REQUIREMENT - Transcribe the material in full, exactly as written.

Source data:
******

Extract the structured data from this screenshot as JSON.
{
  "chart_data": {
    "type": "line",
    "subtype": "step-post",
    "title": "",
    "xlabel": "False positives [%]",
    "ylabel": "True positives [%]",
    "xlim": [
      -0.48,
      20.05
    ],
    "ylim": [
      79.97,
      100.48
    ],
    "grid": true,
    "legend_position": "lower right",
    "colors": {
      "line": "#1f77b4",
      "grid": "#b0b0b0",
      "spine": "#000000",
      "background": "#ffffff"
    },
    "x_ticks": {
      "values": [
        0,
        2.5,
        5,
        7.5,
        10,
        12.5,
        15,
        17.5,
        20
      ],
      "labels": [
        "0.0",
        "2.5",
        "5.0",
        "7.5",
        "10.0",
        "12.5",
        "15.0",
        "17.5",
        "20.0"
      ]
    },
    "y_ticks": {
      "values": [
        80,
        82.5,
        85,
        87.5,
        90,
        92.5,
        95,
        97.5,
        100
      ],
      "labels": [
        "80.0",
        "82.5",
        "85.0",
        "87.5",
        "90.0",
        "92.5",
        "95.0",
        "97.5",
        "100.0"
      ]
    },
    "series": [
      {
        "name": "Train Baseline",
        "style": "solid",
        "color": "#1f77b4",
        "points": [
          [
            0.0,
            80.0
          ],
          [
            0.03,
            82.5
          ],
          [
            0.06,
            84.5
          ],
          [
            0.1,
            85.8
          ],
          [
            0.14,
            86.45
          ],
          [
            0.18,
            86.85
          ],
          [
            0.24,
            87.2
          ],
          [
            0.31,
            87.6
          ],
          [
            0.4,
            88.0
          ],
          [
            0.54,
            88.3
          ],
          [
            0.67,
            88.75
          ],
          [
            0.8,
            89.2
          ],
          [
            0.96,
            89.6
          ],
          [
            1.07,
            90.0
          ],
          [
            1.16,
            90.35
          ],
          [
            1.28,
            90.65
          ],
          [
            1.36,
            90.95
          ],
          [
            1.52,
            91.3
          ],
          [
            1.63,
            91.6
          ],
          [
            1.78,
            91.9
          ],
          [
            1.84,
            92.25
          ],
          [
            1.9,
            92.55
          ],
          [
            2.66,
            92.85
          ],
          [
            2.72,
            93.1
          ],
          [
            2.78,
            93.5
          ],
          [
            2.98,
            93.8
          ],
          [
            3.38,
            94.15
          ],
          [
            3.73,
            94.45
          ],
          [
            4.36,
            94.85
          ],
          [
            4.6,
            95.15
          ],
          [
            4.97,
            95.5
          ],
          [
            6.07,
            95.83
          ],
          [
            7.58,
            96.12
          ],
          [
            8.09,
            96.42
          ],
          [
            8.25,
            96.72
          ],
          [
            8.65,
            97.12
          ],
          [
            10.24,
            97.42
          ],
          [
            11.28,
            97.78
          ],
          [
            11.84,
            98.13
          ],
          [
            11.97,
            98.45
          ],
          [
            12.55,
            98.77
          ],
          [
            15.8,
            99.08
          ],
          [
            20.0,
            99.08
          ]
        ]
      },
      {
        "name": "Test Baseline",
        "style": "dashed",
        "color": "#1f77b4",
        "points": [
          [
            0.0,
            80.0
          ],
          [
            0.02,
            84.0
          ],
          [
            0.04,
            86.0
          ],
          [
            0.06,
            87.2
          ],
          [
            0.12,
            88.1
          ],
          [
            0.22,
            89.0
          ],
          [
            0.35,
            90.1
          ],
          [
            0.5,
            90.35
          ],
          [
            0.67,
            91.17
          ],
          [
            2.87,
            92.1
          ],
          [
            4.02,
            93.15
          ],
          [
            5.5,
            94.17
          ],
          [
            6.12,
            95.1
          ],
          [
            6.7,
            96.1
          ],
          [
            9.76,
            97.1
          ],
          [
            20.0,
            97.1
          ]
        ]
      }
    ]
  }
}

******

OUTPUT FOR THIS TASK -
Extract the structured data from this screenshot as JSON.
{
  "chart_data": {
    "type": "line",
    "subtype": "step-post",
    "title": "",
    "xlabel": "False positives [%]",
    "ylabel": "True positives [%]",
    "xlim": [
      -0.48,
      20.05
    ],
    "ylim": [
      79.97,
      100.48
    ],
    "grid": true,
    "legend_position": "lower right",
    "colors": {
      "line": "#1f77b4",
      "grid": "#b0b0b0",
      "spine": "#000000",
      "background": "#ffffff"
    },
    "x_ticks": {
      "values": [
        0,
        2.5,
        5,
        7.5,
        10,
        12.5,
        15,
        17.5,
        20
      ],
      "labels": [
        "0.0",
        "2.5",
        "5.0",
        "7.5",
        "10.0",
        "12.5",
        "15.0",
        "17.5",
        "20.0"
      ]
    },
    "y_ticks": {
      "values": [
        80,
        82.5,
        85,
        87.5,
        90,
        92.5,
        95,
        97.5,
        100
      ],
      "labels": [
        "80.0",
        "82.5",
        "85.0",
        "87.5",
        "90.0",
        "92.5",
        "95.0",
        "97.5",
        "100.0"
      ]
    },
    "series": [
      {
        "name": "Train Baseline",
        "style": "solid",
        "color": "#1f77b4",
        "points": [
          [
            0.0,
            80.0
          ],
          [
            0.03,
            82.5
          ],
          [
            0.06,
            84.5
          ],
          [
            0.1,
            85.8
          ],
          [
            0.14,
            86.45
          ],
          [
            0.18,
            86.85
          ],
          [
            0.24,
            87.2
          ],
          [
            0.31,
            87.6
          ],
          [
            0.4,
            88.0
          ],
          [
            0.54,
            88.3
          ],
          [
            0.67,
            88.75
          ],
          [
            0.8,
            89.2
          ],
          [
            0.96,
            89.6
          ],
          [
            1.07,
            90.0
          ],
          [
            1.16,
            90.35
          ],
          [
            1.28,
            90.65
          ],
          [
            1.36,
            90.95
          ],
          [
            1.52,
            91.3
          ],
          [
            1.63,
            91.6
          ],
          [
            1.78,
            91.9
          ],
          [
            1.84,
            92.25
          ],
          [
            1.9,
            92.55
          ],
          [
            2.66,
            92.85
          ],
          [
            2.72,
            93.1
          ],
          [
            2.78,
            93.5
          ],
          [
            2.98,
            93.8
          ],
          [
            3.38,
            94.15
          ],
          [
            3.73,
            94.45
          ],
          [
            4.36,
            94.85
          ],
          [
            4.6,
            95.15
          ],
          [
            4.97,
            95.5
          ],
          [
            6.07,
            95.83
          ],
          [
            7.58,
            96.12
          ],
          [
            8.09,
            96.42
          ],
          [
            8.25,
            96.72
          ],
          [
            8.65,
            97.12
          ],
          [
            10.24,
            97.42
          ],
          [
            11.28,
            97.78
          ],
          [
            11.84,
            98.13
          ],
          [
            11.97,
            98.45
          ],
          [
            12.55,
            98.77
          ],
          [
            15.8,
            99.08
          ],
          [
            20.0,
            99.08
          ]
        ]
      },
      {
        "name": "Test Baseline",
        "style": "dashed",
        "color": "#1f77b4",
        "points": [
          [
            0.0,
            80.0
          ],
          [
            0.02,
            84.0
          ],
          [
            0.04,
            86.0
          ],
          [
            0.06,
            87.2
          ],
          [
            0.12,
            88.1
          ],
          [
            0.22,
            89.0
          ],
          [
            0.35,
            90.1
          ],
          [
            0.5,
            90.35
          ],
          [
            0.67,
            91.17
          ],
          [
            2.87,
            92.1
          ],
          [
            4.02,
            93.15
          ],
          [
            5.5,
            94.17
          ],
          [
            6.12,
            95.1
          ],
          [
            6.7,
            96.1
          ],
          [
            9.76,
            97.1
          ],
          [
            20.0,
            97.1
          ]
        ]
      }
    ]
  }
}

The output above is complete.